§ Given data
####################
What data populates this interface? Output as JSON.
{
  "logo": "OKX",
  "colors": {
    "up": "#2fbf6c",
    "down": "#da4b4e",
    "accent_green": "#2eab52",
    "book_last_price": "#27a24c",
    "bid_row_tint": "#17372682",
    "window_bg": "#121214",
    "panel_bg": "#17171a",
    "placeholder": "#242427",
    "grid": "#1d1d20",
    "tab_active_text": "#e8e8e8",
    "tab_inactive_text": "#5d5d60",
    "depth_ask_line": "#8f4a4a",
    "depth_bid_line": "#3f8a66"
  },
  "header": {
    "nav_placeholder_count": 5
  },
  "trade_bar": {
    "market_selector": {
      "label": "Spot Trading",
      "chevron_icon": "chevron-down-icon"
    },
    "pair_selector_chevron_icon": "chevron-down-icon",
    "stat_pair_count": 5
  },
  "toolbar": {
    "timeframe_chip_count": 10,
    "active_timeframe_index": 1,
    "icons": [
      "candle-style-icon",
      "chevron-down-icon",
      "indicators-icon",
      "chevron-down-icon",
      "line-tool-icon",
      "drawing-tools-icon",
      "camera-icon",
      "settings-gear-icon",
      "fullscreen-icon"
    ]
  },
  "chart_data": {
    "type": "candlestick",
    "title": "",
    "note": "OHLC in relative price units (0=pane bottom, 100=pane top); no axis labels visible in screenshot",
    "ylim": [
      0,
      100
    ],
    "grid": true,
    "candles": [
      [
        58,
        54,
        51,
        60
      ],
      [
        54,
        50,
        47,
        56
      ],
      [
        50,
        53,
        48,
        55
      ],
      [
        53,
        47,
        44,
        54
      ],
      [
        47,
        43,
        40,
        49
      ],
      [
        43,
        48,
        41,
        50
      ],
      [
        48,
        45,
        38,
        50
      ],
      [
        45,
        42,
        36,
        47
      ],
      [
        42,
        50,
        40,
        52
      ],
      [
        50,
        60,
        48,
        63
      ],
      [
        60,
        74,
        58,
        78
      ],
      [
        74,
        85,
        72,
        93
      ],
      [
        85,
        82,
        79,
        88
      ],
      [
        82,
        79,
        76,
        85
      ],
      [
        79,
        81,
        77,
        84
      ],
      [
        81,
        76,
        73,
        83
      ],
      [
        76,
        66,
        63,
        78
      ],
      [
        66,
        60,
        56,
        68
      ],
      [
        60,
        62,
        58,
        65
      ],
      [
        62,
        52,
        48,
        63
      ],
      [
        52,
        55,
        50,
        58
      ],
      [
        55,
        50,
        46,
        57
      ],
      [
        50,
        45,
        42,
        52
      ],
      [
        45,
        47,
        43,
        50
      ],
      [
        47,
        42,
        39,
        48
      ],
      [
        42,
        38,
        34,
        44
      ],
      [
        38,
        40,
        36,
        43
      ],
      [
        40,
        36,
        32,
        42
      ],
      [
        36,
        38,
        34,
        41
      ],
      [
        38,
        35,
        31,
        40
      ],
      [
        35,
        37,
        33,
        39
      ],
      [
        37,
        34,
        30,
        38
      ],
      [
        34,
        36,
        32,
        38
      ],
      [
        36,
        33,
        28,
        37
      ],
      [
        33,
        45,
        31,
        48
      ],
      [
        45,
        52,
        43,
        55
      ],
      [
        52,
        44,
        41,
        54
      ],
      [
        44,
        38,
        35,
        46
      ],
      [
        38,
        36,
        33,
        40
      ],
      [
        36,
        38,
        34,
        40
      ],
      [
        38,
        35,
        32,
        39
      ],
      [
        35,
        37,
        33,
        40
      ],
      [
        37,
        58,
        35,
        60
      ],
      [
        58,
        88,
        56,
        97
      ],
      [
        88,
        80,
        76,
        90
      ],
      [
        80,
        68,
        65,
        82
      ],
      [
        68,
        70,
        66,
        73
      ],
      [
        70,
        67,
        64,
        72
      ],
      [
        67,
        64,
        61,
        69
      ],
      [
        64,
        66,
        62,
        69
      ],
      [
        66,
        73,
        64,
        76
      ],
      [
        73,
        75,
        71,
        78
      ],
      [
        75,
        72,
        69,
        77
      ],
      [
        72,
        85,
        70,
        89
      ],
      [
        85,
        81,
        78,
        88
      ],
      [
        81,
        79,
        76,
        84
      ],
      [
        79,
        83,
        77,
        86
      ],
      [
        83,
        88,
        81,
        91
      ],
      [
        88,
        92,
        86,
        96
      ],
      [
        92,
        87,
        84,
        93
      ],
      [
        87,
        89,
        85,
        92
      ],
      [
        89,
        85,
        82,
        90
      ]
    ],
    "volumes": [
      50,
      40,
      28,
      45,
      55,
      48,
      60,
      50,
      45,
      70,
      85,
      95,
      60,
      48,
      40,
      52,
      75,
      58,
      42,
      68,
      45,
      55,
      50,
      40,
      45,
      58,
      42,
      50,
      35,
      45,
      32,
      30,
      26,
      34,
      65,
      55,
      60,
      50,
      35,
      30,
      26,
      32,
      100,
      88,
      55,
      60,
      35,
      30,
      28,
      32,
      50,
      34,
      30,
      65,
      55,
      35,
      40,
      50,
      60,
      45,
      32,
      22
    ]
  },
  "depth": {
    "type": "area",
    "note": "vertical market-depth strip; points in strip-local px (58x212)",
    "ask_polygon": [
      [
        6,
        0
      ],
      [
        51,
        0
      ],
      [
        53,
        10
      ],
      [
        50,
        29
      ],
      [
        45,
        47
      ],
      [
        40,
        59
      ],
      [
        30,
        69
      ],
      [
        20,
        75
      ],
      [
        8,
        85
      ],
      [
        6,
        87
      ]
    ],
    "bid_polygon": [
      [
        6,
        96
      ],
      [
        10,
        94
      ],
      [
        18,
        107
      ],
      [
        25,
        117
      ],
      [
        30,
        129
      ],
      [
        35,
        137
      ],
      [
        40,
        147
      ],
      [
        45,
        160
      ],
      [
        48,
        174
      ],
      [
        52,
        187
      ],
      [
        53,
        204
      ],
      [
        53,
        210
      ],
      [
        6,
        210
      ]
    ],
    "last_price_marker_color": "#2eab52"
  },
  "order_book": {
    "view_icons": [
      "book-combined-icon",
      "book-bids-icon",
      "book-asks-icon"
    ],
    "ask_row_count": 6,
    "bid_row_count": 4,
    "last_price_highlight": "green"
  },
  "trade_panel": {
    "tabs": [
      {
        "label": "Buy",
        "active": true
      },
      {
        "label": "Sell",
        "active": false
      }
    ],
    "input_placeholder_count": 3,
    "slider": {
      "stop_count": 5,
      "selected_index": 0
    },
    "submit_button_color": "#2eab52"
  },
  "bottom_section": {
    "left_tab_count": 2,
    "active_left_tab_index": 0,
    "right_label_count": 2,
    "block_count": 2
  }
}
####################
§ Given task
Quote every entry exactly.

§ Solution for this exercise
What data populates this interface? Output as JSON.
{
  "logo": "OKX",
  "colors": {
    "up": "#2fbf6c",
    "down": "#da4b4e",
    "accent_green": "#2eab52",
    "book_last_price": "#27a24c",
    "bid_row_tint": "#17372682",
    "window_bg": "#121214",
    "panel_bg": "#17171a",
    "placeholder": "#242427",
    "grid": "#1d1d20",
    "tab_active_text": "#e8e8e8",
    "tab_inactive_text": "#5d5d60",
    "depth_ask_line": "#8f4a4a",
    "depth_bid_line": "#3f8a66"
  },
  "header": {
    "nav_placeholder_count": 5
  },
  "trade_bar": {
    "market_selector": {
      "label": "Spot Trading",
      "chevron_icon": "chevron-down-icon"
    },
    "pair_selector_chevron_icon": "chevron-down-icon",
    "stat_pair_count": 5
  },
  "toolbar": {
    "timeframe_chip_count": 10,
    "active_timeframe_index": 1,
    "icons": [
      "candle-style-icon",
      "chevron-down-icon",
      "indicators-icon",
      "chevron-down-icon",
      "line-tool-icon",
      "drawing-tools-icon",
      "camera-icon",
      "settings-gear-icon",
      "fullscreen-icon"
    ]
  },
  "chart_data": {
    "type": "candlestick",
    "title": "",
    "note": "OHLC in relative price units (0=pane bottom, 100=pane top); no axis labels visible in screenshot",
    "ylim": [
      0,
      100
    ],
    "grid": true,
    "candles": [
      [
        58,
        54,
        51,
        60
      ],
      [
        54,
        50,
        47,
        56
      ],
      [
        50,
        53,
        48,
        55
      ],
      [
        53,
        47,
        44,
        54
      ],
      [
        47,
        43,
        40,
        49
      ],
      [
        43,
        48,
        41,
        50
      ],
      [
        48,
        45,
        38,
        50
      ],
      [
        45,
        42,
        36,
        47
      ],
      [
        42,
        50,
        40,
        52
      ],
      [
        50,
        60,
        48,
        63
      ],
      [
        60,
        74,
        58,
        78
      ],
      [
        74,
        85,
        72,
        93
      ],
      [
        85,
        82,
        79,
        88
      ],
      [
        82,
        79,
        76,
        85
      ],
      [
        79,
        81,
        77,
        84
      ],
      [
        81,
        76,
        73,
        83
      ],
      [
        76,
        66,
        63,
        78
      ],
      [
        66,
        60,
        56,
        68
      ],
      [
        60,
        62,
        58,
        65
      ],
      [
        62,
        52,
        48,
        63
      ],
      [
        52,
        55,
        50,
        58
      ],
      [
        55,
        50,
        46,
        57
      ],
      [
        50,
        45,
        42,
        52
      ],
      [
        45,
        47,
        43,
        50
      ],
      [
        47,
        42,
        39,
        48
      ],
      [
        42,
        38,
        34,
        44
      ],
      [
        38,
        40,
        36,
        43
      ],
      [
        40,
        36,
        32,
        42
      ],
      [
        36,
        38,
        34,
        41
      ],
      [
        38,
        35,
        31,
        40
      ],
      [
        35,
        37,
        33,
        39
      ],
      [
        37,
        34,
        30,
        38
      ],
      [
        34,
        36,
        32,
        38
      ],
      [
        36,
        33,
        28,
        37
      ],
      [
        33,
        45,
        31,
        48
      ],
      [
        45,
        52,
        43,
        55
      ],
      [
        52,
        44,
        41,
        54
      ],
      [
        44,
        38,
        35,
        46
      ],
      [
        38,
        36,
        33,
        40
      ],
      [
        36,
        38,
        34,
        40
      ],
      [
        38,
        35,
        32,
        39
      ],
      [
        35,
        37,
        33,
        40
      ],
      [
        37,
        58,
        35,
        60
      ],
      [
        58,
        88,
        56,
        97
      ],
      [
        88,
        80,
        76,
        90
      ],
      [
        80,
        68,
        65,
        82
      ],
      [
        68,
        70,
        66,
        73
      ],
      [
        70,
        67,
        64,
        72
      ],
      [
        67,
        64,
        61,
        69
      ],
      [
        64,
        66,
        62,
        69
      ],
      [
        66,
        73,
        64,
        76
      ],
      [
        73,
        75,
        71,
        78
      ],
      [
        75,
        72,
        69,
        77
      ],
      [
        72,
        85,
        70,
        89
      ],
      [
        85,
        81,
        78,
        88
      ],
      [
        81,
        79,
        76,
        84
      ],
      [
        79,
        83,
        77,
        86
      ],
      [
        83,
        88,
        81,
        91
      ],
      [
        88,
        92,
        86,
        96
      ],
      [
        92,
        87,
        84,
        93
      ],
      [
        87,
        89,
        85,
        92
      ],
      [
        89,
        85,
        82,
        90
      ]
    ],
    "volumes": [
      50,
      40,
      28,
      45,
      55,
      48,
      60,
      50,
      45,
      70,
      85,
      95,
      60,
      48,
      40,
      52,
      75,
      58,
      42,
      68,
      45,
      55,
      50,
      40,
      45,
      58,
      42,
      50,
      35,
      45,
      32,
      30,
      26,
      34,
      65,
      55,
      60,
      50,
      35,
      30,
      26,
      32,
      100,
      88,
      55,
      60,
      35,
      30,
      28,
      32,
      50,
      34,
      30,
      65,
      55,
      35,
      40,
      50,
      60,
      45,
      32,
      22
    ]
  },
  "depth": {
    "type": "area",
    "note": "vertical market-depth strip; points in strip-local px (58x212)",
    "ask_polygon": [
      [
        6,
        0
      ],
      [
        51,
        0
      ],
      [
        53,
        10
      ],
      [
        50,
        29
      ],
      [
        45,
        47
      ],
      [
        40,
        59
      ],
      [
        30,
        69
      ],
      [
        20,
        75
      ],
      [
        8,
        85
      ],
      [
        6,
        87
      ]
    ],
    "bid_polygon": [
      [
        6,
        96
      ],
      [
        10,
        94
      ],
      [
        18,
        107
      ],
      [
        25,
        117
      ],
      [
        30,
        129
      ],
      [
        35,
        137
      ],
      [
        40,
        147
      ],
      [
        45,
        160
      ],
      [
        48,
        174
      ],
      [
        52,
        187
      ],
      [
        53,
        204
      ],
      [
        53,
        210
      ],
      [
        6,
        210
      ]
    ],
    "last_price_marker_color": "#2eab52"
  },
  "order_book": {
    "view_icons": [
      "book-combined-icon",
      "book-bids-icon",
      "book-asks-icon"
    ],
    "ask_row_count": 6,
    "bid_row_count": 4,
    "last_price_highlight": "green"
  },
  "trade_panel": {
    "tabs": [
      {
        "label": "Buy",
        "active": true
      },
      {
        "label": "Sell",
        "active": false
      }
    ],
    "input_placeholder_count": 3,
    "slider": {
      "stop_count": 5,
      "selected_index": 0
    },
    "submit_button_color": "#2eab52"
  },
  "bottom_section": {
    "left_tab_count": 2,
    "active_left_tab_index": 0,
    "right_label_count": 2,
    "block_count": 2
  }
}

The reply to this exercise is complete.